----- Dataset

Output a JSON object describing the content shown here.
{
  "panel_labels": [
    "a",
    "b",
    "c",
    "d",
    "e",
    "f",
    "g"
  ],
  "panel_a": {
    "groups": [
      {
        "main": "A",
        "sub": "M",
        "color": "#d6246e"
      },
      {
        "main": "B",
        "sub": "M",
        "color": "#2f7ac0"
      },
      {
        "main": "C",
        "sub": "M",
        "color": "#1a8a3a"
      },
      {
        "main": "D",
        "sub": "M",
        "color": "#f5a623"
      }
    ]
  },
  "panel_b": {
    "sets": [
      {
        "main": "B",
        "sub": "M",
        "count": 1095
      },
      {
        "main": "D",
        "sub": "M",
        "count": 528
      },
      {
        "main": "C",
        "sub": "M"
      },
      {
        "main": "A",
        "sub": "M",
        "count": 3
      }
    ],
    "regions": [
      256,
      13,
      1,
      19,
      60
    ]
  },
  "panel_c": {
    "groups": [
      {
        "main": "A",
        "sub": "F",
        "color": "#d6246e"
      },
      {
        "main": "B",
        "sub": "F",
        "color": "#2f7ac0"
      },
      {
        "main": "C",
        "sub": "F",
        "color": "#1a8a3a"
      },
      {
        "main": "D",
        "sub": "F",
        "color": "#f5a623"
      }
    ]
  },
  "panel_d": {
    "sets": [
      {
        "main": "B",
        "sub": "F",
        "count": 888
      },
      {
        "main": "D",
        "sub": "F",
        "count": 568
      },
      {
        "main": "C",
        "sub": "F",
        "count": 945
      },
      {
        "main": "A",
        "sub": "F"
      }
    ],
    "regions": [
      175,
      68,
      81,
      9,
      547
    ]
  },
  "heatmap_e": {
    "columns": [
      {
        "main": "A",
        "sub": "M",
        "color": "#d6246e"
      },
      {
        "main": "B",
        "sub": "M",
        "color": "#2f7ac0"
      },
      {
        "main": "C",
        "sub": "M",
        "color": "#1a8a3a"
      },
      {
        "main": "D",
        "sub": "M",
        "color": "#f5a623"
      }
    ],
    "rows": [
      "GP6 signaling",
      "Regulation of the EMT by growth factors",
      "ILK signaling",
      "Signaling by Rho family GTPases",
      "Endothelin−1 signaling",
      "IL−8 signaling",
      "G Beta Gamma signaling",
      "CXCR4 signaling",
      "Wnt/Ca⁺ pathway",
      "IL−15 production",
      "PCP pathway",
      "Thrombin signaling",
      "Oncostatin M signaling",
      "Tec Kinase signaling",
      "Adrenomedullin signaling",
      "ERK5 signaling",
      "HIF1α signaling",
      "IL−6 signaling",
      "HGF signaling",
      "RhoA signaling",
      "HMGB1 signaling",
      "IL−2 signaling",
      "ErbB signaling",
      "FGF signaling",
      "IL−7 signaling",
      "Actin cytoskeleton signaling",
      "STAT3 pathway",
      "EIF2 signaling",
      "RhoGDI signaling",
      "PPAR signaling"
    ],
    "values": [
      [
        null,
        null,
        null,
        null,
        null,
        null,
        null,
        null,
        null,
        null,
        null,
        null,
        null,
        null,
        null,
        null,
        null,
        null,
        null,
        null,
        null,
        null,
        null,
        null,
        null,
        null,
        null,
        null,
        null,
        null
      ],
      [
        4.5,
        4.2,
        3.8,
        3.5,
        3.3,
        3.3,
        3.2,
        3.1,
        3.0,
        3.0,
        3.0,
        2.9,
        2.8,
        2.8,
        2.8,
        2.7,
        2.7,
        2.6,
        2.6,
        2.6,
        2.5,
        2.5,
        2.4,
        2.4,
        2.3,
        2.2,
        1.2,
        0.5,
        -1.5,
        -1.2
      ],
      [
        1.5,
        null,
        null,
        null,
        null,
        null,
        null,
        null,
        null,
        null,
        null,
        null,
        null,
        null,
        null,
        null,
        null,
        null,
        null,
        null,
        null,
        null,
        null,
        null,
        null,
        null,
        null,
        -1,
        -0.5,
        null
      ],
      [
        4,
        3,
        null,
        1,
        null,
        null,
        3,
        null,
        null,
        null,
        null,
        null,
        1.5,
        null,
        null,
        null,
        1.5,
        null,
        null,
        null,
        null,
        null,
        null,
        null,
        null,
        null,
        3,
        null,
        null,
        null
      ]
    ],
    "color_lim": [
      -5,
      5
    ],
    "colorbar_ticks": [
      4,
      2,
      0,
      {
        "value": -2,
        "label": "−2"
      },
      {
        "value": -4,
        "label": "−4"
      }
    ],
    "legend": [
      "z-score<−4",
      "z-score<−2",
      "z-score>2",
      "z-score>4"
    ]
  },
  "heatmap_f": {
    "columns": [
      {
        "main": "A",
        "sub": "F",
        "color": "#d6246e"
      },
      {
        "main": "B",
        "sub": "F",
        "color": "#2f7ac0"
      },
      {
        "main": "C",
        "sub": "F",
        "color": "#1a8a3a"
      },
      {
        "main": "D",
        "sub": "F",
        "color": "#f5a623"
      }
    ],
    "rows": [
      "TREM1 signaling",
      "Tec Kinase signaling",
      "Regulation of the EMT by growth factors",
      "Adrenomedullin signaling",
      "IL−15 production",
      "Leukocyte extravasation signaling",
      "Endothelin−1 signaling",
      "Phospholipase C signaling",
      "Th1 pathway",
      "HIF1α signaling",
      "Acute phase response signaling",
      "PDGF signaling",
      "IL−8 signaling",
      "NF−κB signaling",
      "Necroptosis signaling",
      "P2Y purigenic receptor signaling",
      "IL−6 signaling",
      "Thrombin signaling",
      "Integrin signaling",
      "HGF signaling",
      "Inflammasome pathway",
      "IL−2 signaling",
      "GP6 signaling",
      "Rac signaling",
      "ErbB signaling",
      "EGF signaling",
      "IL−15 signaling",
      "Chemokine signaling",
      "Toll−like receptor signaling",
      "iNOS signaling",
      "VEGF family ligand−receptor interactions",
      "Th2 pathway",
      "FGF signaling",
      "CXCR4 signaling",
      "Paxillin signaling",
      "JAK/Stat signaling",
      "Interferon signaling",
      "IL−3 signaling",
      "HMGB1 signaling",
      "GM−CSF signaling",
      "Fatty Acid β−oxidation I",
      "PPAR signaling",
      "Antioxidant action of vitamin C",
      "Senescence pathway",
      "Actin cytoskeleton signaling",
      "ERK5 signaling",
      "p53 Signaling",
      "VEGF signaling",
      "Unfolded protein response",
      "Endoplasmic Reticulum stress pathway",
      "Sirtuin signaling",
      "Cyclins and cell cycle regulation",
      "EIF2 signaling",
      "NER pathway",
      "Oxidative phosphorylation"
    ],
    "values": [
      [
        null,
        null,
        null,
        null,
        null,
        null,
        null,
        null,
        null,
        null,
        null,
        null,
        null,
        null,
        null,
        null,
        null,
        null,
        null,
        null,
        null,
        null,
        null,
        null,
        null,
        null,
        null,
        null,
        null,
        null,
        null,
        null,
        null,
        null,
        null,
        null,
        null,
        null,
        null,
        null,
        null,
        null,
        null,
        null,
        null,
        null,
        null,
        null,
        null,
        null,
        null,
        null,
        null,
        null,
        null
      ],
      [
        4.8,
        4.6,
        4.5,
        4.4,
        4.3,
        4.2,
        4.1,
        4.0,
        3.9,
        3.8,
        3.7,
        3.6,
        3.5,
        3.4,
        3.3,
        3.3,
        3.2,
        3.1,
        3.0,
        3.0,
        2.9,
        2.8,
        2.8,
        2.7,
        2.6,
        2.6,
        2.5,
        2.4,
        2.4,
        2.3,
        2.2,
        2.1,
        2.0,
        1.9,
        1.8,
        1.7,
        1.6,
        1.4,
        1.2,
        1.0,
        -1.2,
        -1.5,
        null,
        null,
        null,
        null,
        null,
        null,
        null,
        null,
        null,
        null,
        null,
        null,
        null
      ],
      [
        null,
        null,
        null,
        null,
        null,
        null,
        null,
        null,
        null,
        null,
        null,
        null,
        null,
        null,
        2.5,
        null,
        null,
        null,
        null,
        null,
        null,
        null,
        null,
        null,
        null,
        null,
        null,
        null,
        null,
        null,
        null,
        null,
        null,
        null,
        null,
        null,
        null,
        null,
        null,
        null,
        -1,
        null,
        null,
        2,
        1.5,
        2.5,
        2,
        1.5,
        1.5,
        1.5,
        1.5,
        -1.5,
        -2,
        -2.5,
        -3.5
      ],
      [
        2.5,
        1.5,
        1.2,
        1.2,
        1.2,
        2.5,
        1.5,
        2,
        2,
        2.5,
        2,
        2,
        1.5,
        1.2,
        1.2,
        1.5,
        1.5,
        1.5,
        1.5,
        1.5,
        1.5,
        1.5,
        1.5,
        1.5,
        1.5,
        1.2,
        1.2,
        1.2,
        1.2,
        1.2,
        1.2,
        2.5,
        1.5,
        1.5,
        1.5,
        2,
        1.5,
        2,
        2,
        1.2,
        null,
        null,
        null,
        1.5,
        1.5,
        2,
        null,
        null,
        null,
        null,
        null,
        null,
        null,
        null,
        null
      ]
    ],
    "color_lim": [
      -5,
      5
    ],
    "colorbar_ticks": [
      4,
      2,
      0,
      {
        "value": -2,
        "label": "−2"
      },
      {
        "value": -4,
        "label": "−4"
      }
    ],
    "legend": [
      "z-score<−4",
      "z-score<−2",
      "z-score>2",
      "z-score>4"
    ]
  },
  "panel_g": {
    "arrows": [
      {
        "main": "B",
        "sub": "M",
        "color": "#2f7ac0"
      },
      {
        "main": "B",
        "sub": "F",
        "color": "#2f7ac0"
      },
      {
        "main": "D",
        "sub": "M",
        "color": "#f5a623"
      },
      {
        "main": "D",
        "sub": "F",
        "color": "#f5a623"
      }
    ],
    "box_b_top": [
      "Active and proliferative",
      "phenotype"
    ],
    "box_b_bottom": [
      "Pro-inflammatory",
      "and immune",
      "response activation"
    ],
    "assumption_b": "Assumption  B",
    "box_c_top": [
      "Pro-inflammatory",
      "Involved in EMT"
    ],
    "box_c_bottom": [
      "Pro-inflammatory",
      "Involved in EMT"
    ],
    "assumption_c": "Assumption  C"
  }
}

----------

• _What the task asks_
If a line of the data above contains "Assumption", copy it out.

• _Output of the task_
    "assumption_b": "Assumption  B",
    "assumption_c": "Assumption  C"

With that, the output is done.